[WHAT IS ASKED]
Go through the data below. List every line that holds the word "Daily".

Stored data:
[start]

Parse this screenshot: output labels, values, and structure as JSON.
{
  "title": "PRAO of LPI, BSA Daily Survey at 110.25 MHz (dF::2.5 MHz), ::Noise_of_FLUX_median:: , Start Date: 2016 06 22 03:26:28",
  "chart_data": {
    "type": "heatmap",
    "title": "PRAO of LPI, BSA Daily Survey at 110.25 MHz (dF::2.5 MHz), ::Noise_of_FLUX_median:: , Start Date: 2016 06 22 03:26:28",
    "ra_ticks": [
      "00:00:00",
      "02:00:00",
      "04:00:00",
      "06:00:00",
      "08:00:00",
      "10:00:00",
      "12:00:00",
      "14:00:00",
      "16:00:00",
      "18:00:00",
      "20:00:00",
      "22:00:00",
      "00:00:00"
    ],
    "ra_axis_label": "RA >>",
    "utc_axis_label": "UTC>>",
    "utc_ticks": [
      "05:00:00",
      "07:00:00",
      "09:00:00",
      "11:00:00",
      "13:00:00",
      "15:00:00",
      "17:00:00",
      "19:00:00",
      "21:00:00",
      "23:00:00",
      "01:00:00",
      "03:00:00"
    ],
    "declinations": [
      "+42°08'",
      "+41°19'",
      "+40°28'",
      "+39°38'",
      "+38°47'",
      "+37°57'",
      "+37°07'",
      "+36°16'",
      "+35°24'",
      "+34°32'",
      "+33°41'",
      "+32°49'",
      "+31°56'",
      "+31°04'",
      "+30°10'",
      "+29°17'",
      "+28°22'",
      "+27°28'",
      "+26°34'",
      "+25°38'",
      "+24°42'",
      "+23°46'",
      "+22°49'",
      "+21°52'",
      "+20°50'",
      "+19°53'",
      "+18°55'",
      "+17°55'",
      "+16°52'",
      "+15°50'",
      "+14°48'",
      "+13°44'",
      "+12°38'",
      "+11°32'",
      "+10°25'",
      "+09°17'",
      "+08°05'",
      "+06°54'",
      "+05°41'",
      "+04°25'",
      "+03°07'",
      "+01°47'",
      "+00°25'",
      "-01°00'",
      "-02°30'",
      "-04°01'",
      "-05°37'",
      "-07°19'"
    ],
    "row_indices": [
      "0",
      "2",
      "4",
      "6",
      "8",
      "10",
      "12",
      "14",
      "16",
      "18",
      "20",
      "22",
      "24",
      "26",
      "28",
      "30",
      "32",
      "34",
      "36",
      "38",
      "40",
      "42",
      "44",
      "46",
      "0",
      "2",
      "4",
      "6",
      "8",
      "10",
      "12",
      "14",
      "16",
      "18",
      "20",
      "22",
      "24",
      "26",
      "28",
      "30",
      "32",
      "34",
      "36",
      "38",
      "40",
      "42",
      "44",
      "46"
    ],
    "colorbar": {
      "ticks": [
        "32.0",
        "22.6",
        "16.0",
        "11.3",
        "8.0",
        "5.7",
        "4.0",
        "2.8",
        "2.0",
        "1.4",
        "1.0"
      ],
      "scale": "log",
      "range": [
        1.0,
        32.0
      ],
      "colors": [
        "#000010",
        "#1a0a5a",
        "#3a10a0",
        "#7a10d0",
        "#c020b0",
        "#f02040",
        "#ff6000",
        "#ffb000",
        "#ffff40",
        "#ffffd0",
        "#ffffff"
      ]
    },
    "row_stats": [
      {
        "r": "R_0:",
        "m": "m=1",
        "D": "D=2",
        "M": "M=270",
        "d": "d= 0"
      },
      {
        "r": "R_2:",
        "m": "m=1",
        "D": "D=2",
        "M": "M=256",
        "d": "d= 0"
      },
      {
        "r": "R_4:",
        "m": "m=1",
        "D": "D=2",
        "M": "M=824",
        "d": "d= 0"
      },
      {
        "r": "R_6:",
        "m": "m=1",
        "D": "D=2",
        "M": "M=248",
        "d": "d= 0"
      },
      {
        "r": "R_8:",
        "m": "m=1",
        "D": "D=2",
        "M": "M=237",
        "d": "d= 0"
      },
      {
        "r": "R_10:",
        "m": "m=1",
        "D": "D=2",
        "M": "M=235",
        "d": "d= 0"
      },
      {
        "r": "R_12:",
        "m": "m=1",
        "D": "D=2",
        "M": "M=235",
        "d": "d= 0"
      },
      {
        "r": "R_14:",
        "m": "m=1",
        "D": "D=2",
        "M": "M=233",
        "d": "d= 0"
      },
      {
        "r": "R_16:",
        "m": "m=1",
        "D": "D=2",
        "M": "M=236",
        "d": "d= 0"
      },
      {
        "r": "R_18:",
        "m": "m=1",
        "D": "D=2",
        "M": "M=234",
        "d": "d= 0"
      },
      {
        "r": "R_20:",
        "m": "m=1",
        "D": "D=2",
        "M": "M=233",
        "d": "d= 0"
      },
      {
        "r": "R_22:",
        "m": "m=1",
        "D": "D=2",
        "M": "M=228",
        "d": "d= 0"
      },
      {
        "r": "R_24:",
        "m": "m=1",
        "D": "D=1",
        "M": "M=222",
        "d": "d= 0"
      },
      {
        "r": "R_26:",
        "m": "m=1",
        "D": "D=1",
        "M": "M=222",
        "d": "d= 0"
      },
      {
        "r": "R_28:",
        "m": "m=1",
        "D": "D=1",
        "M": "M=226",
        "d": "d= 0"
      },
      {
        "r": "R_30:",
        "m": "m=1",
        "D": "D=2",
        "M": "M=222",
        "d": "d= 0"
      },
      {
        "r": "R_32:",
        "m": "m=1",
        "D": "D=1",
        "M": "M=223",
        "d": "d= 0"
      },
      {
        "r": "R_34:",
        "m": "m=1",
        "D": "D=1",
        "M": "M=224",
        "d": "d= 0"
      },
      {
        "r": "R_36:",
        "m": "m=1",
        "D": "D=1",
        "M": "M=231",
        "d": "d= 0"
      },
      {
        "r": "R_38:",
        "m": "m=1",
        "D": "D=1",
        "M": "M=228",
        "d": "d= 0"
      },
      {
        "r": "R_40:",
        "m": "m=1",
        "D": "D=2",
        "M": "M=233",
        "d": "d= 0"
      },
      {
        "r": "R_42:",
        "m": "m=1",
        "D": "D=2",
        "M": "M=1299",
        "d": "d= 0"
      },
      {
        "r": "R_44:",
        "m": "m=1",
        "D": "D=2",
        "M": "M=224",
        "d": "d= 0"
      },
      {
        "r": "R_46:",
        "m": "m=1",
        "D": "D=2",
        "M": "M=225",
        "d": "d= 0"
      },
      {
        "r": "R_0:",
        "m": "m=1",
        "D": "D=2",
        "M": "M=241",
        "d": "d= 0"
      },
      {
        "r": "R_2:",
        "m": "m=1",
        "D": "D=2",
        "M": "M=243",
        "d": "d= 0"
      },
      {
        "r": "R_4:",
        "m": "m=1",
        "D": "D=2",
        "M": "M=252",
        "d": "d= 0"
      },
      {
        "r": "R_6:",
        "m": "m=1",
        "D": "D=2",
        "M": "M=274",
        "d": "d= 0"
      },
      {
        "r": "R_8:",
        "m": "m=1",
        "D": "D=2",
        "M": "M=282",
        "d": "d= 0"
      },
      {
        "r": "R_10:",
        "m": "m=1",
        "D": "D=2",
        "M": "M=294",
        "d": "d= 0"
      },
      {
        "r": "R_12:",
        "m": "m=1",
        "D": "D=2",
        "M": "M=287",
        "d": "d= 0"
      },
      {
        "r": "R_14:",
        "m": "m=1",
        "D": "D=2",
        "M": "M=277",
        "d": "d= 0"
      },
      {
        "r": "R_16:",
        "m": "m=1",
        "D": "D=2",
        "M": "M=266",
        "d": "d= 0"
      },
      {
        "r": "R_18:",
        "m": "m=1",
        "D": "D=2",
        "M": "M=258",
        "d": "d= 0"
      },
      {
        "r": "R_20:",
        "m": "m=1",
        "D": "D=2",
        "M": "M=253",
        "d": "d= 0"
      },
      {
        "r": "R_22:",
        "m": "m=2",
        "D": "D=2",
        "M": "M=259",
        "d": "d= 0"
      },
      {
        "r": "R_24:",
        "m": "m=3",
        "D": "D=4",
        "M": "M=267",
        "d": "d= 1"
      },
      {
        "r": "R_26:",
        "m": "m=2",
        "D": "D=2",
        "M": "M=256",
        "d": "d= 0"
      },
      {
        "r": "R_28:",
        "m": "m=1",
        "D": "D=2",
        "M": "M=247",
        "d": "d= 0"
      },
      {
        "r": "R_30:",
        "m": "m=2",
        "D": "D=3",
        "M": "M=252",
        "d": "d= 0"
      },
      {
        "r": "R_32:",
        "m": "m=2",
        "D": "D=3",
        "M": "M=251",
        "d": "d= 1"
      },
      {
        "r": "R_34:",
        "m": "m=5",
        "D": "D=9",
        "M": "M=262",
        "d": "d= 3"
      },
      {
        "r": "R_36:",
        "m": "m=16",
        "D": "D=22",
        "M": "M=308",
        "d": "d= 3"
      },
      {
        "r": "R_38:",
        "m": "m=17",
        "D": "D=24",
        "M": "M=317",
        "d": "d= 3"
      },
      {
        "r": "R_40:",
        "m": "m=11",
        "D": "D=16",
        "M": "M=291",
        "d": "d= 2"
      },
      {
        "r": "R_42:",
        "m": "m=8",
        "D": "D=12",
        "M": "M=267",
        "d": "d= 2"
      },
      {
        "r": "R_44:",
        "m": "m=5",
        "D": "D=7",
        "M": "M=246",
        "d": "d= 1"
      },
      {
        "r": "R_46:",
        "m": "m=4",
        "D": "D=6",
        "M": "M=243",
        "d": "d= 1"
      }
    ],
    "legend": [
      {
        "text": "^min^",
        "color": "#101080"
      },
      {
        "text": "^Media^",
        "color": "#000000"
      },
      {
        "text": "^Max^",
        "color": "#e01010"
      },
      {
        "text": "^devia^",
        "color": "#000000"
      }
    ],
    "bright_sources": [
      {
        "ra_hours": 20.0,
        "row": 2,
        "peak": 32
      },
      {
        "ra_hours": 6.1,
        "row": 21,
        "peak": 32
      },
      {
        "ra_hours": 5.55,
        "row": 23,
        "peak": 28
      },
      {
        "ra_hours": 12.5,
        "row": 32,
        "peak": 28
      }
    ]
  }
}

[end]

[SOLUTION FOR THIS PROBLEM]
  "title": "PRAO of LPI, BSA Daily Survey at 110.25 MHz (dF::2.5 MHz), ::Noise_of_FLUX_median:: , Start Date: 2016 06 22 03:26:28",
    "title": "PRAO of LPI, BSA Daily Survey at 110.25 MHz (dF::2.5 MHz), ::Noise_of_FLUX_median:: , Start Date: 2016 06 22 03:26:28",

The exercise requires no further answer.